§ DESCRIPTION OF THE TASK
Where a line holds the string "been", return that line.

§ INPUT MATERIAL
___

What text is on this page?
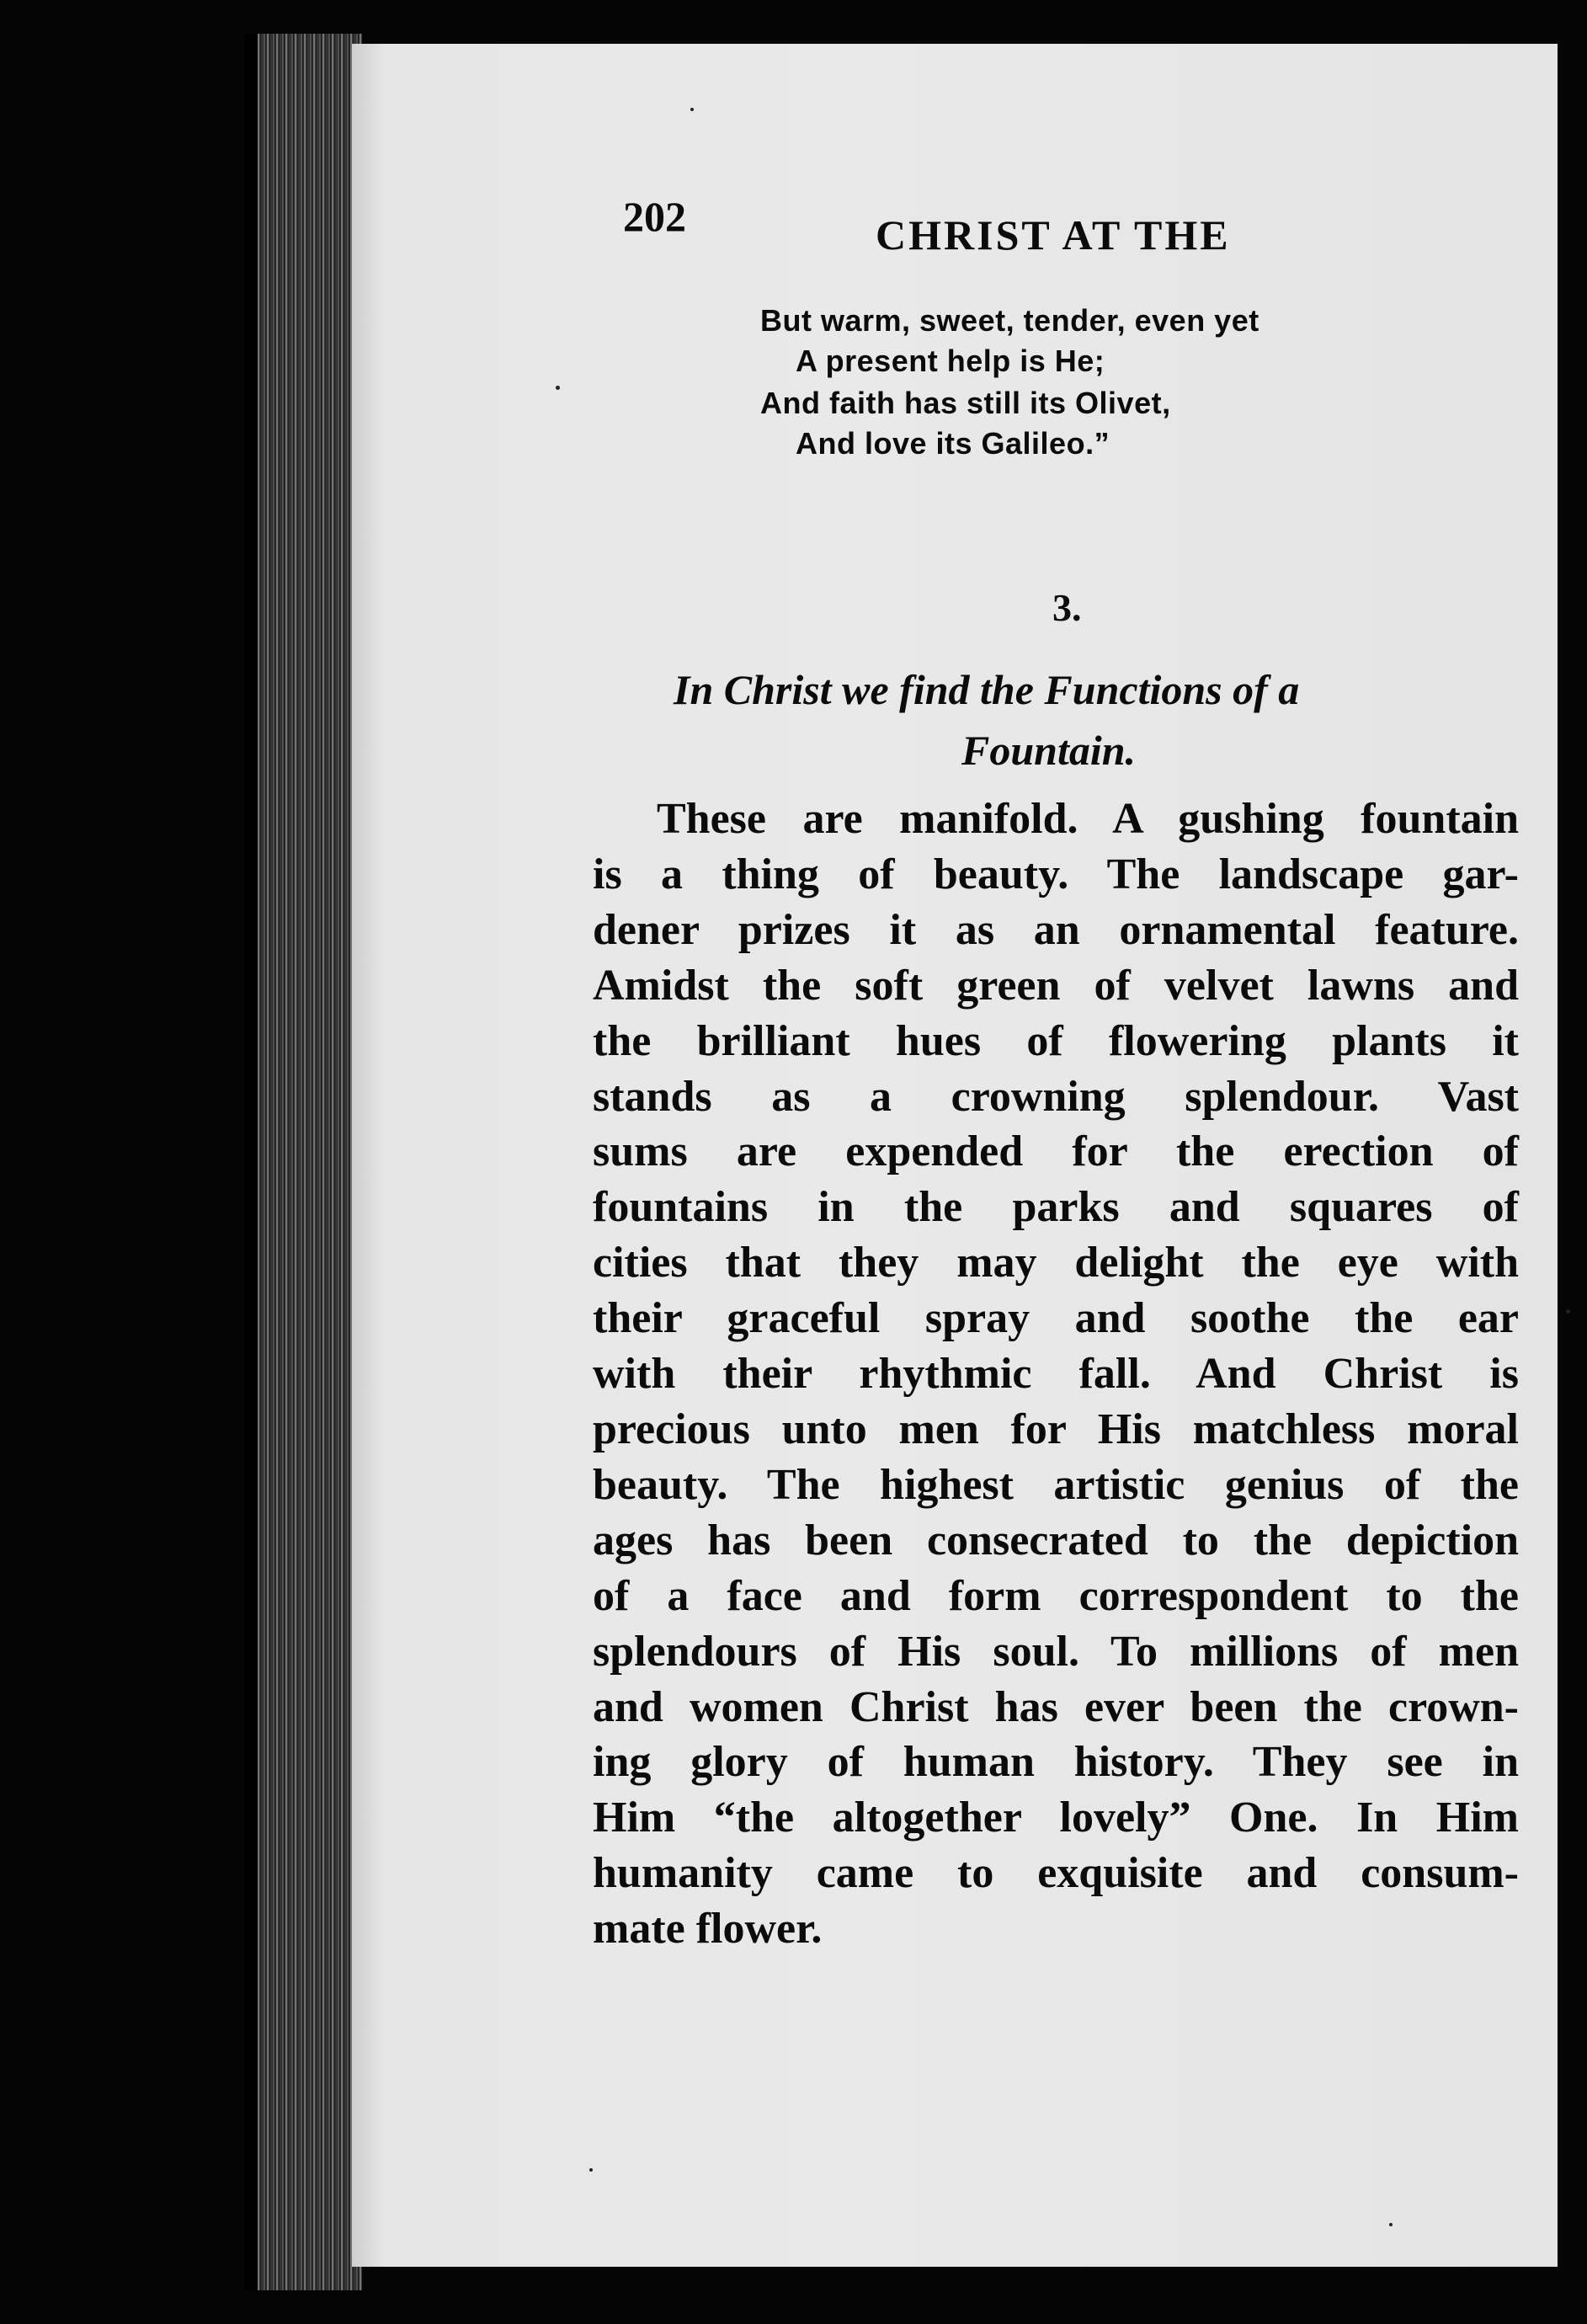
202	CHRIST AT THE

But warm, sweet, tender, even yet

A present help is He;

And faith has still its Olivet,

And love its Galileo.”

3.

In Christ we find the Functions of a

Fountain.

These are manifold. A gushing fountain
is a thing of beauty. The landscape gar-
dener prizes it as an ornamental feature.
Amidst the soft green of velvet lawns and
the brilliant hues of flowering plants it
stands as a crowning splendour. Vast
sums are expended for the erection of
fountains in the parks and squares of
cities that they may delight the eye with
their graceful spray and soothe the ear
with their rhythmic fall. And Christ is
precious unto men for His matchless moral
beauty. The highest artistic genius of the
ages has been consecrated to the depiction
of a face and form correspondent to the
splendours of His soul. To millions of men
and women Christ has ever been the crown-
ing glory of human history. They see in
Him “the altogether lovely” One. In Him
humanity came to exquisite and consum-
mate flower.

___

§ SOLUTION
ages has been consecrated to the depiction
and women Christ has ever been the crown-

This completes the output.